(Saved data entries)
+ + + +

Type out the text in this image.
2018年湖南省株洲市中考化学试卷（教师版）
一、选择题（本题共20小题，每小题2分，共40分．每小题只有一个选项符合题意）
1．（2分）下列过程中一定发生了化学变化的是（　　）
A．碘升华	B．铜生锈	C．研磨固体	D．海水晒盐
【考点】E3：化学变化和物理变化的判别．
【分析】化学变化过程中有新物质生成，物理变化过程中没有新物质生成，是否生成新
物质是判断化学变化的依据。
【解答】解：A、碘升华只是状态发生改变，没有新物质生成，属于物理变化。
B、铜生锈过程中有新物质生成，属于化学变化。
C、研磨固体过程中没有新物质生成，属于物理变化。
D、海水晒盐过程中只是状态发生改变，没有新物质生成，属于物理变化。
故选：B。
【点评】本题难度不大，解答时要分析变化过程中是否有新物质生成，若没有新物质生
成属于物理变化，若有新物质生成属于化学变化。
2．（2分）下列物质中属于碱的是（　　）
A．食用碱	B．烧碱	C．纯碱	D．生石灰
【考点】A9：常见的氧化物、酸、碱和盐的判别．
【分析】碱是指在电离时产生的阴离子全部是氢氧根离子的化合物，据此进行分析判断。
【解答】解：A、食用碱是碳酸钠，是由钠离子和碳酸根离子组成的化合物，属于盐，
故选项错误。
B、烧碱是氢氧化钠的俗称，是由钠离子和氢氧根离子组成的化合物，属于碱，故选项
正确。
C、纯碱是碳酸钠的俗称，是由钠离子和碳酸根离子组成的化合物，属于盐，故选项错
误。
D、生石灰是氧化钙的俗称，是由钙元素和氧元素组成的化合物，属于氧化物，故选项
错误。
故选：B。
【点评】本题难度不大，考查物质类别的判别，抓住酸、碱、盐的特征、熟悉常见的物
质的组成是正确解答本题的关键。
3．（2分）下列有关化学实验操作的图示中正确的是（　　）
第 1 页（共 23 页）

+ + + +

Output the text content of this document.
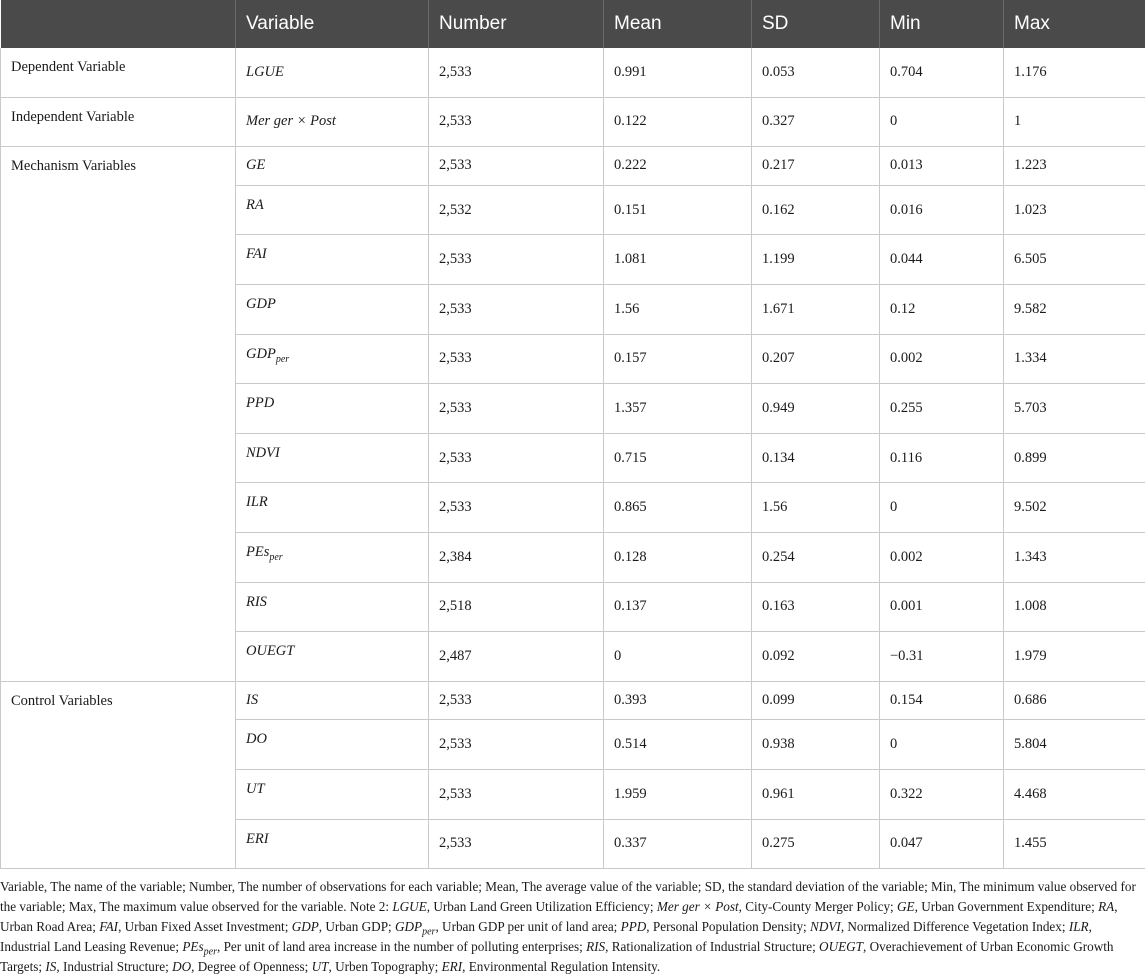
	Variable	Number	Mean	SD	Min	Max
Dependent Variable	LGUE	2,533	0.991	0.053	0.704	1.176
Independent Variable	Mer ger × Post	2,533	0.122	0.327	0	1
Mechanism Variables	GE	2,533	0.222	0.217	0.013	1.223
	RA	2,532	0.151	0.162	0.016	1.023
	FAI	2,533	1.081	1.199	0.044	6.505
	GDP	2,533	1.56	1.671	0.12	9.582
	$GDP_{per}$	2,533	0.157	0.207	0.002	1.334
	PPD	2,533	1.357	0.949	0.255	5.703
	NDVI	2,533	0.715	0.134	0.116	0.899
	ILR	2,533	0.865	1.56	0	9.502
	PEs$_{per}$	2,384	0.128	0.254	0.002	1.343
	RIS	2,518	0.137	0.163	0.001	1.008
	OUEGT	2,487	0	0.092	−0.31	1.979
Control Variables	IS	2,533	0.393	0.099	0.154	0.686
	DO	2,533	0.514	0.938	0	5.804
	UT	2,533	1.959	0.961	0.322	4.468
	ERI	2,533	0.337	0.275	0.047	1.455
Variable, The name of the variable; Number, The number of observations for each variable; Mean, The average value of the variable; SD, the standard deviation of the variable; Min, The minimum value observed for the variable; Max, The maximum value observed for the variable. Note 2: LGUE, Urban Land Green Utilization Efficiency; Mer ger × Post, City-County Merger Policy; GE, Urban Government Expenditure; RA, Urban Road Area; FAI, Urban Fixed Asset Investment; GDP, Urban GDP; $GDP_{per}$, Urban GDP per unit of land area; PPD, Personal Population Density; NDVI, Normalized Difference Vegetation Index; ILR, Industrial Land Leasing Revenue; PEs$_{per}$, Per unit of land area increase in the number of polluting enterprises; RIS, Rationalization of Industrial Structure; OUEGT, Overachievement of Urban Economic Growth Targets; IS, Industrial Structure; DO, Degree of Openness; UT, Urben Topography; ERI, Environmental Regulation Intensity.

+ + + +

**Instructions for the task:** From the entries above, list each line with "是由钠离子和碳酸根离子组成的化合物" in it.

**The result:**
【解答】解：A、食用碱是碳酸钠，是由钠离子和碳酸根离子组成的化合物，属于盐，
C、纯碱是碳酸钠的俗称，是由钠离子和碳酸根离子组成的化合物，属于盐，故选项错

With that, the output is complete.